● **WHAT YOU WILL DO**: Each line below that carries the string "brain" must appear in the answer.

■ ■ ■ ■ ■

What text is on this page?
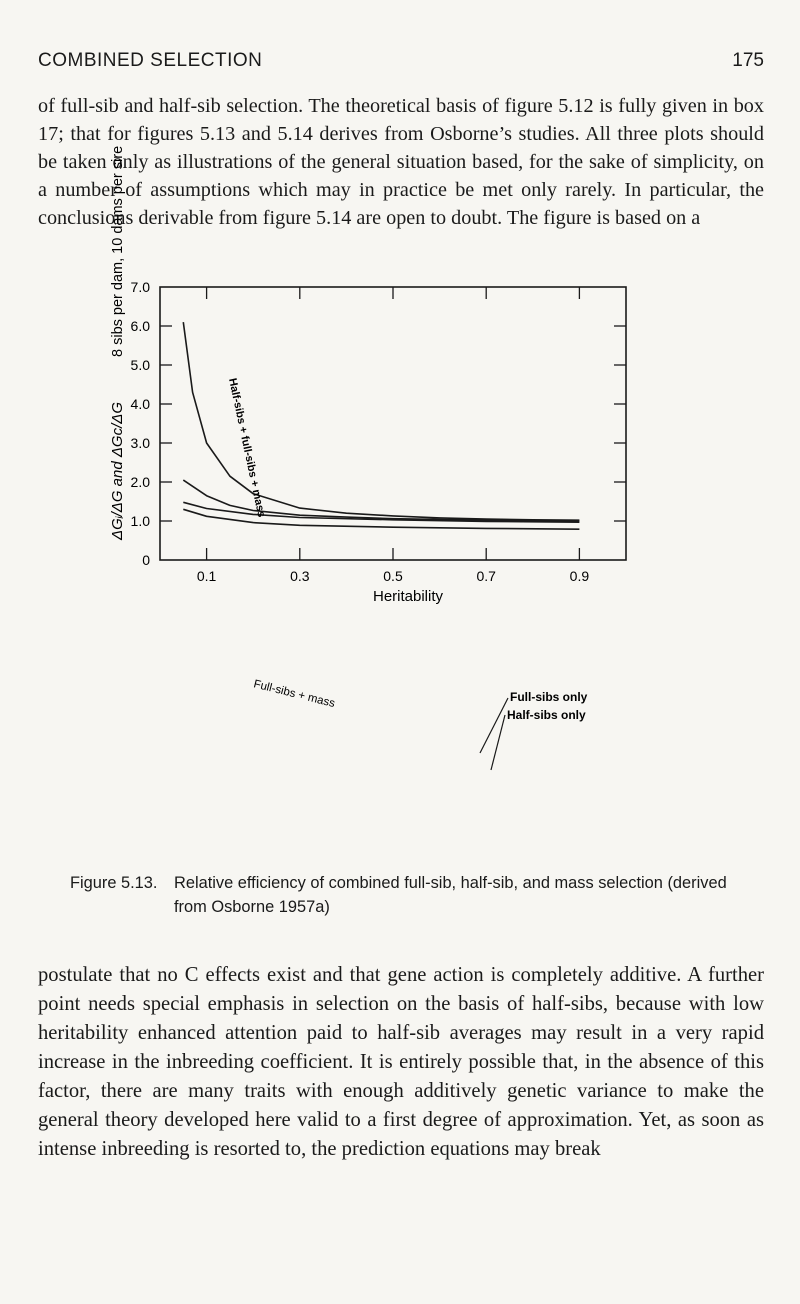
COMBINED SELECTION	175

of full-sib and half-sib selection. The theoretical basis of figure 5.12 is fully given in box 17; that for figures 5.13 and 5.14 derives from Osborne’s studies. All three plots should be taken only as illustrations of the general situation based, for the sake of simplicity, on a number of assumptions which may in practice be met only rarely. In particular, the conclusions derivable from figure 5.14 are open to doubt. The figure is based on a

0
1.0
2.0
3.0
4.0
5.0
6.0
7.0
0.1	0.3	0.5	0.7	0.9
Heritability
ΔGᵢ/ΔG and ΔGc/ΔG
8 sibs per dam, 10 dams per sire
Half-sibs + full-sibs + mass
Full-sibs + mass	Full-sibs only
Half-sibs only
Figure 5.13. Relative efficiency of combined full-sib, half-sib, and mass selection (derived from Osborne 1957a)

postulate that no C effects exist and that gene action is completely additive. A further point needs special emphasis in selection on the basis of half-sibs, because with low heritability enhanced attention paid to half-sib averages may result in a very rapid increase in the inbreeding coefficient. It is entirely possible that, in the absence of this factor, there are many traits with enough additively genetic variance to make the general theory developed here valid to a first degree of approximation. Yet, as soon as intense inbreeding is resorted to, the prediction equations may break
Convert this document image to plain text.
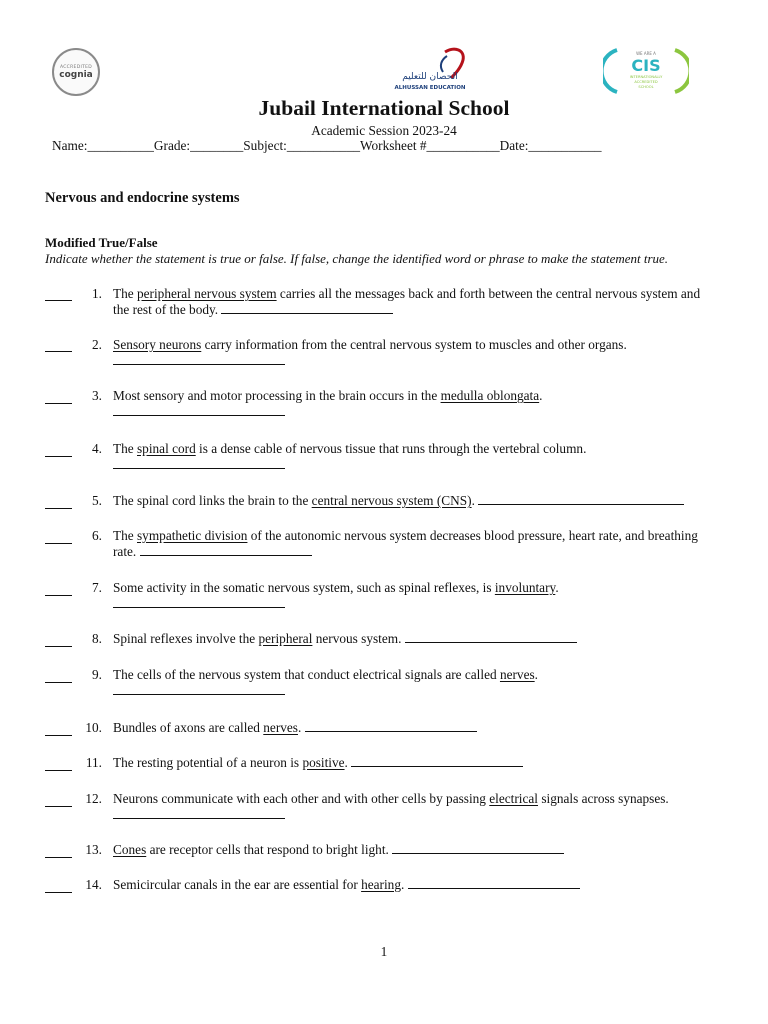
ACCREDITED
cognia	الحصان للتعليم
ALHUSSAN EDUCATION
WE ARE A
CIS
INTERNATIONALLY
ACCREDITED
SCHOOL
Jubail International School
Academic Session 2023-24
Name:__________Grade:________Subject:___________Worksheet #___________Date:___________
Nervous and endocrine systems
Modified True/False
Indicate whether the statement is true or false. If false, change the identified word or phrase to make the statement true.
1. The peripheral nervous system carries all the messages back and forth between the central nervous system and the rest of the body.
2. Sensory neurons carry information from the central nervous system to muscles and other organs.

3. Most sensory and motor processing in the brain occurs in the medulla oblongata.

4. The spinal cord is a dense cable of nervous tissue that runs through the vertebral column.

5. The spinal cord links the brain to the central nervous system (CNS).
6. The sympathetic division of the autonomic nervous system decreases blood pressure, heart rate, and breathing rate.
7. Some activity in the somatic nervous system, such as spinal reflexes, is involuntary.

8. Spinal reflexes involve the peripheral nervous system.
9. The cells of the nervous system that conduct electrical signals are called nerves.

10. Bundles of axons are called nerves.
11. The resting potential of a neuron is positive.
12. Neurons communicate with each other and with other cells by passing electrical signals across synapses.

13. Cones are receptor cells that respond to bright light.
14. Semicircular canals in the ear are essential for hearing.
1
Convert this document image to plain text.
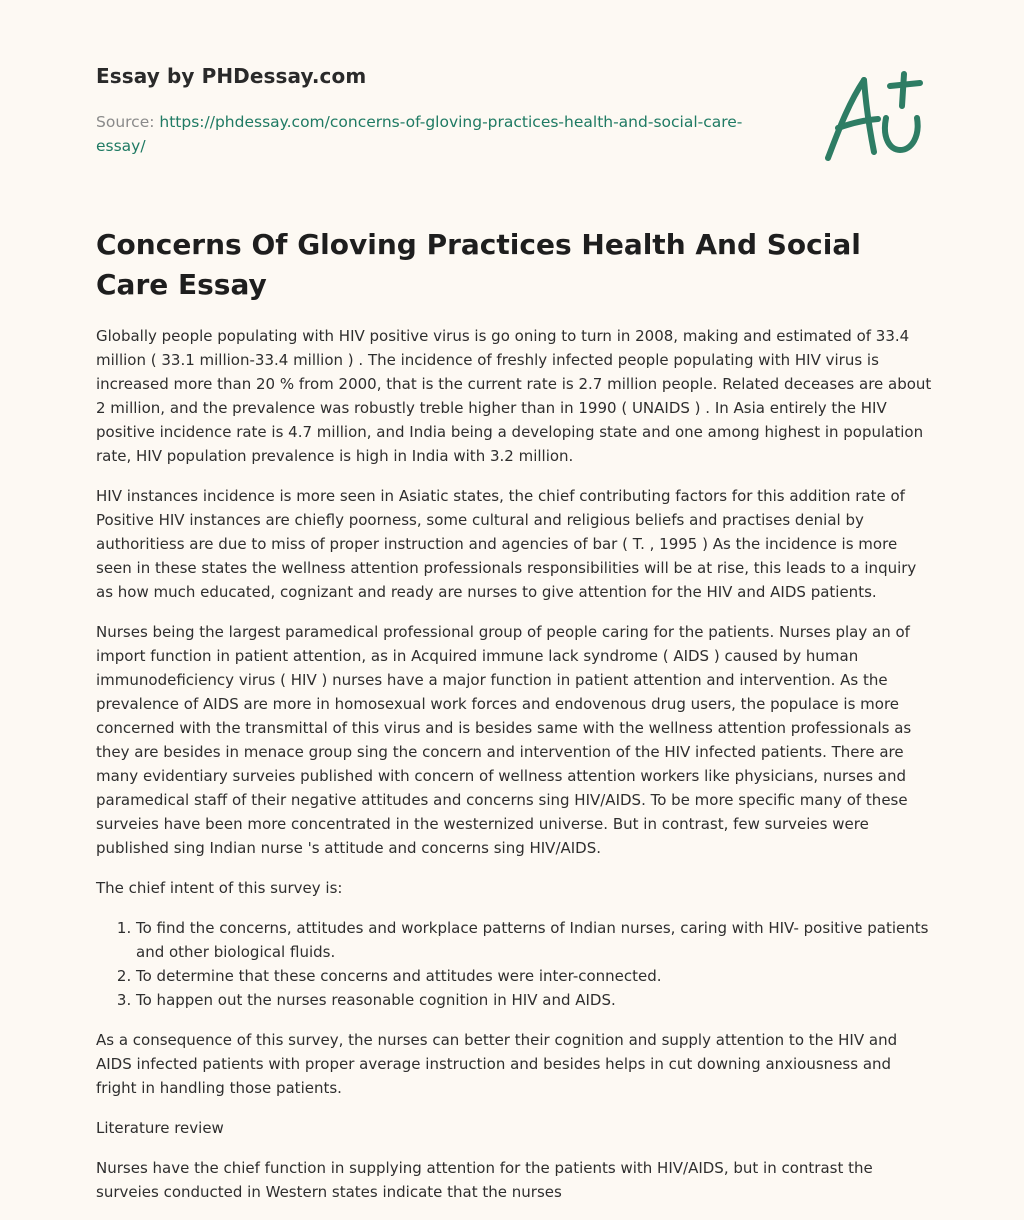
Essay by PHDessay.com
Source: https://phdessay.com/concerns-of-gloving-practices-health-and-social-care-essay/
Concerns Of Gloving Practices Health And Social Care Essay

Globally people populating with HIV positive virus is go oning to turn in 2008, making and estimated of 33.4 million ( 33.1 million-33.4 million ) . The incidence of freshly infected people populating with HIV virus is increased more than 20 % from 2000, that is the current rate is 2.7 million people. Related deceases are about 2 million, and the prevalence was robustly treble higher than in 1990 ( UNAIDS ) . In Asia entirely the HIV positive incidence rate is 4.7 million, and India being a developing state and one among highest in population rate, HIV population prevalence is high in India with 3.2 million.

HIV instances incidence is more seen in Asiatic states, the chief contributing factors for this addition rate of Positive HIV instances are chiefly poorness, some cultural and religious beliefs and practises denial by authoritiess are due to miss of proper instruction and agencies of bar ( T. , 1995 ) As the incidence is more seen in these states the wellness attention professionals responsibilities will be at rise, this leads to a inquiry as how much educated, cognizant and ready are nurses to give attention for the HIV and AIDS patients.

Nurses being the largest paramedical professional group of people caring for the patients. Nurses play an of import function in patient attention, as in Acquired immune lack syndrome ( AIDS ) caused by human immunodeficiency virus ( HIV ) nurses have a major function in patient attention and intervention. As the prevalence of AIDS are more in homosexual work forces and endovenous drug users, the populace is more concerned with the transmittal of this virus and is besides same with the wellness attention professionals as they are besides in menace group sing the concern and intervention of the HIV infected patients. There are many evidentiary surveies published with concern of wellness attention workers like physicians, nurses and paramedical staff of their negative attitudes and concerns sing HIV/AIDS. To be more specific many of these surveies have been more concentrated in the westernized universe. But in contrast, few surveies were published sing Indian nurse 's attitude and concerns sing HIV/AIDS.

The chief intent of this survey is:

1. To find the concerns, attitudes and workplace patterns of Indian nurses, caring with HIV- positive patients and other biological fluids.
2. To determine that these concerns and attitudes were inter-connected.
3. To happen out the nurses reasonable cognition in HIV and AIDS.

As a consequence of this survey, the nurses can better their cognition and supply attention to the HIV and AIDS infected patients with proper average instruction and besides helps in cut downing anxiousness and fright in handling those patients.

Literature review

Nurses have the chief function in supplying attention for the patients with HIV/AIDS, but in contrast the surveies conducted in Western states indicate that the nurses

■ ■ ■ ■ ■

● **RESPONSE FOR THIS EXERCISE**:
3. Most sensory and motor processing in the brain occurs in the medulla oblongata.
5. The spinal cord links the brain to the central nervous system (CNS).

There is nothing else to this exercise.